### The input
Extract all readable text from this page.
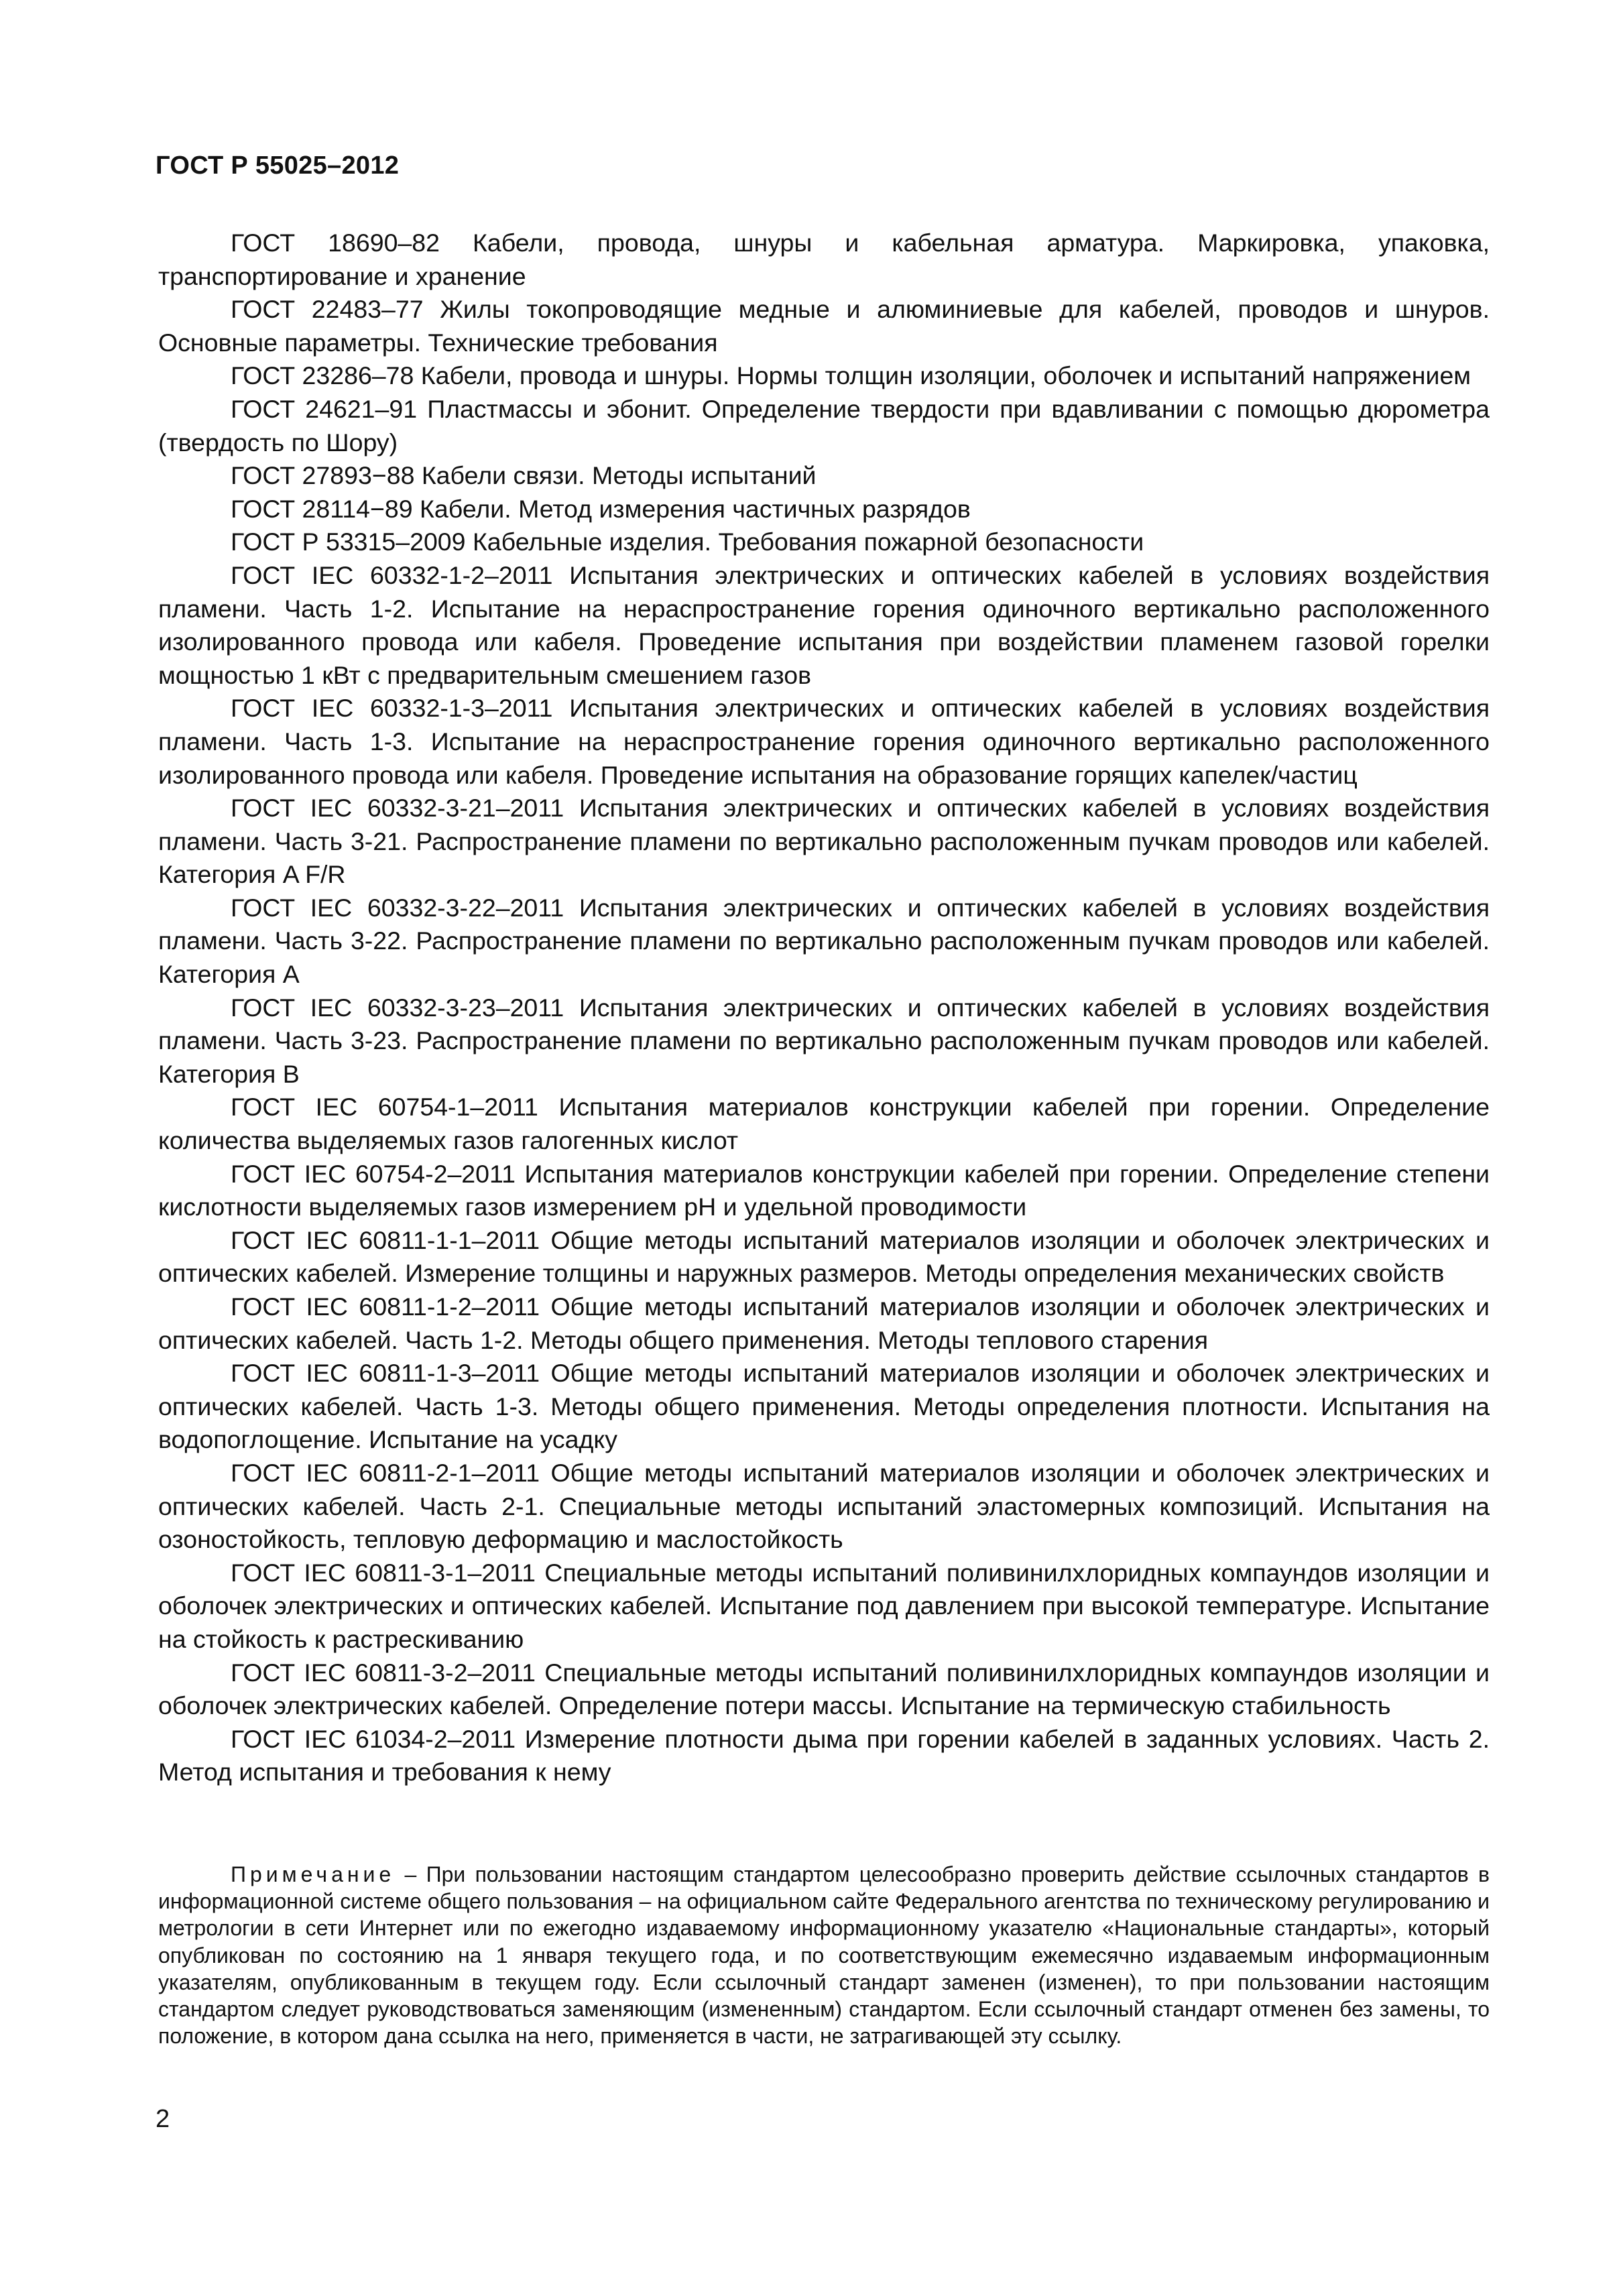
ГОСТ Р 55025–2012
ГОСТ 18690–82 Кабели, провода, шнуры и кабельная арматура. Маркировка, упаковка, транспортирование и хранение
ГОСТ 22483–77 Жилы токопроводящие медные и алюминиевые для кабелей, проводов и шнуров. Основные параметры. Технические требования
ГОСТ 23286–78 Кабели, провода и шнуры. Нормы толщин изоляции, оболочек и испытаний напряжением
ГОСТ 24621–91 Пластмассы и эбонит. Определение твердости при вдавливании с помощью дюрометра (твердость по Шору)
ГОСТ 27893−88 Кабели связи. Методы испытаний
ГОСТ 28114−89 Кабели. Метод измерения частичных разрядов
ГОСТ Р 53315–2009 Кабельные изделия. Требования пожарной безопасности
ГОСТ IEC 60332-1-2–2011 Испытания электрических и оптических кабелей в условиях воздействия пламени. Часть 1-2. Испытание на нераспространение горения одиночного вертикально расположенного изолированного провода или кабеля. Проведение испытания при воздействии пламенем газовой горелки мощностью 1 кВт с предварительным смешением газов
ГОСТ IEC 60332-1-3–2011 Испытания электрических и оптических кабелей в условиях воздействия пламени. Часть 1-3. Испытание на нераспространение горения одиночного вертикально расположенного изолированного провода или кабеля. Проведение испытания на образование горящих капелек/частиц
ГОСТ IEC 60332-3-21–2011 Испытания электрических и оптических кабелей в условиях воздействия пламени. Часть 3-21. Распространение пламени по вертикально расположенным пучкам проводов или кабелей. Категория A F/R
ГОСТ IEC 60332-3-22–2011 Испытания электрических и оптических кабелей в условиях воздействия пламени. Часть 3-22. Распространение пламени по вертикально расположенным пучкам проводов или кабелей. Категория А
ГОСТ IEC 60332-3-23–2011 Испытания электрических и оптических кабелей в условиях воздействия пламени. Часть 3-23. Распространение пламени по вертикально расположенным пучкам проводов или кабелей. Категория В
ГОСТ IEC 60754-1–2011 Испытания материалов конструкции кабелей при горении. Определение количества выделяемых газов галогенных кислот
ГОСТ IEC 60754-2–2011 Испытания материалов конструкции кабелей при горении. Определение степени кислотности выделяемых газов измерением pH и удельной проводимости
ГОСТ IEC 60811-1-1–2011 Общие методы испытаний материалов изоляции и оболочек электрических и оптических кабелей. Измерение толщины и наружных размеров. Методы определения механических свойств
ГОСТ IEC 60811-1-2–2011 Общие методы испытаний материалов изоляции и оболочек электрических и оптических кабелей. Часть 1-2. Методы общего применения. Методы теплового старения
ГОСТ IEC 60811-1-3–2011 Общие методы испытаний материалов изоляции и оболочек электрических и оптических кабелей. Часть 1-3. Методы общего применения. Методы определения плотности. Испытания на водопоглощение. Испытание на усадку
ГОСТ IEC 60811-2-1–2011 Общие методы испытаний материалов изоляции и оболочек электрических и оптических кабелей. Часть 2-1. Специальные методы испытаний эластомерных композиций. Испытания на озоностойкость, тепловую деформацию и маслостойкость
ГОСТ IEC 60811-3-1–2011 Специальные методы испытаний поливинилхлоридных компаундов изоляции и оболочек электрических и оптических кабелей. Испытание под давлением при высокой температуре. Испытание на стойкость к растрескиванию
ГОСТ IEC 60811-3-2–2011 Специальные методы испытаний поливинилхлоридных компаундов изоляции и оболочек электрических кабелей. Определение потери массы. Испытание на термическую стабильность
ГОСТ IEC 61034-2–2011 Измерение плотности дыма при горении кабелей в заданных условиях. Часть 2. Метод испытания и требования к нему
Примечание – При пользовании настоящим стандартом целесообразно проверить действие ссылочных стандартов в информационной системе общего пользования – на официальном сайте Федерального агентства по техническому регулированию и метрологии в сети Интернет или по ежегодно издаваемому информационному указателю «Национальные стандарты», который опубликован по состоянию на 1 января текущего года, и по соответствующим ежемесячно издаваемым информационным указателям, опубликованным в текущем году. Если ссылочный стандарт заменен (изменен), то при пользовании настоящим стандартом следует руководствоваться заменяющим (измененным) стандартом. Если ссылочный стандарт отменен без замены, то положение, в котором дана ссылка на него, применяется в части, не затрагивающей эту ссылку.
2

### Exercise goal
Print every entry above again without changing a word, and omit the pictures.

### Task answer
Extract all readable text from this page.
ГОСТ Р 55025–2012
ГОСТ 18690–82 Кабели, провода, шнуры и кабельная арматура. Маркировка, упаковка, транспортирование и хранение
ГОСТ 22483–77 Жилы токопроводящие медные и алюминиевые для кабелей, проводов и шнуров. Основные параметры. Технические требования
ГОСТ 23286–78 Кабели, провода и шнуры. Нормы толщин изоляции, оболочек и испытаний напряжением
ГОСТ 24621–91 Пластмассы и эбонит. Определение твердости при вдавливании с помощью дюрометра (твердость по Шору)
ГОСТ 27893−88 Кабели связи. Методы испытаний
ГОСТ 28114−89 Кабели. Метод измерения частичных разрядов
ГОСТ Р 53315–2009 Кабельные изделия. Требования пожарной безопасности
ГОСТ IEC 60332-1-2–2011 Испытания электрических и оптических кабелей в условиях воздействия пламени. Часть 1-2. Испытание на нераспространение горения одиночного вертикально расположенного изолированного провода или кабеля. Проведение испытания при воздействии пламенем газовой горелки мощностью 1 кВт с предварительным смешением газов
ГОСТ IEC 60332-1-3–2011 Испытания электрических и оптических кабелей в условиях воздействия пламени. Часть 1-3. Испытание на нераспространение горения одиночного вертикально расположенного изолированного провода или кабеля. Проведение испытания на образование горящих капелек/частиц
ГОСТ IEC 60332-3-21–2011 Испытания электрических и оптических кабелей в условиях воздействия пламени. Часть 3-21. Распространение пламени по вертикально расположенным пучкам проводов или кабелей. Категория A F/R
ГОСТ IEC 60332-3-22–2011 Испытания электрических и оптических кабелей в условиях воздействия пламени. Часть 3-22. Распространение пламени по вертикально расположенным пучкам проводов или кабелей. Категория А
ГОСТ IEC 60332-3-23–2011 Испытания электрических и оптических кабелей в условиях воздействия пламени. Часть 3-23. Распространение пламени по вертикально расположенным пучкам проводов или кабелей. Категория В
ГОСТ IEC 60754-1–2011 Испытания материалов конструкции кабелей при горении. Определение количества выделяемых газов галогенных кислот
ГОСТ IEC 60754-2–2011 Испытания материалов конструкции кабелей при горении. Определение степени кислотности выделяемых газов измерением pH и удельной проводимости
ГОСТ IEC 60811-1-1–2011 Общие методы испытаний материалов изоляции и оболочек электрических и оптических кабелей. Измерение толщины и наружных размеров. Методы определения механических свойств
ГОСТ IEC 60811-1-2–2011 Общие методы испытаний материалов изоляции и оболочек электрических и оптических кабелей. Часть 1-2. Методы общего применения. Методы теплового старения
ГОСТ IEC 60811-1-3–2011 Общие методы испытаний материалов изоляции и оболочек электрических и оптических кабелей. Часть 1-3. Методы общего применения. Методы определения плотности. Испытания на водопоглощение. Испытание на усадку
ГОСТ IEC 60811-2-1–2011 Общие методы испытаний материалов изоляции и оболочек электрических и оптических кабелей. Часть 2-1. Специальные методы испытаний эластомерных композиций. Испытания на озоностойкость, тепловую деформацию и маслостойкость
ГОСТ IEC 60811-3-1–2011 Специальные методы испытаний поливинилхлоридных компаундов изоляции и оболочек электрических и оптических кабелей. Испытание под давлением при высокой температуре. Испытание на стойкость к растрескиванию
ГОСТ IEC 60811-3-2–2011 Специальные методы испытаний поливинилхлоридных компаундов изоляции и оболочек электрических кабелей. Определение потери массы. Испытание на термическую стабильность
ГОСТ IEC 61034-2–2011 Измерение плотности дыма при горении кабелей в заданных условиях. Часть 2. Метод испытания и требования к нему
Примечание – При пользовании настоящим стандартом целесообразно проверить действие ссылочных стандартов в информационной системе общего пользования – на официальном сайте Федерального агентства по техническому регулированию и метрологии в сети Интернет или по ежегодно издаваемому информационному указателю «Национальные стандарты», который опубликован по состоянию на 1 января текущего года, и по соответствующим ежемесячно издаваемым информационным указателям, опубликованным в текущем году. Если ссылочный стандарт заменен (изменен), то при пользовании настоящим стандартом следует руководствоваться заменяющим (измененным) стандартом. Если ссылочный стандарт отменен без замены, то положение, в котором дана ссылка на него, применяется в части, не затрагивающей эту ссылку.
2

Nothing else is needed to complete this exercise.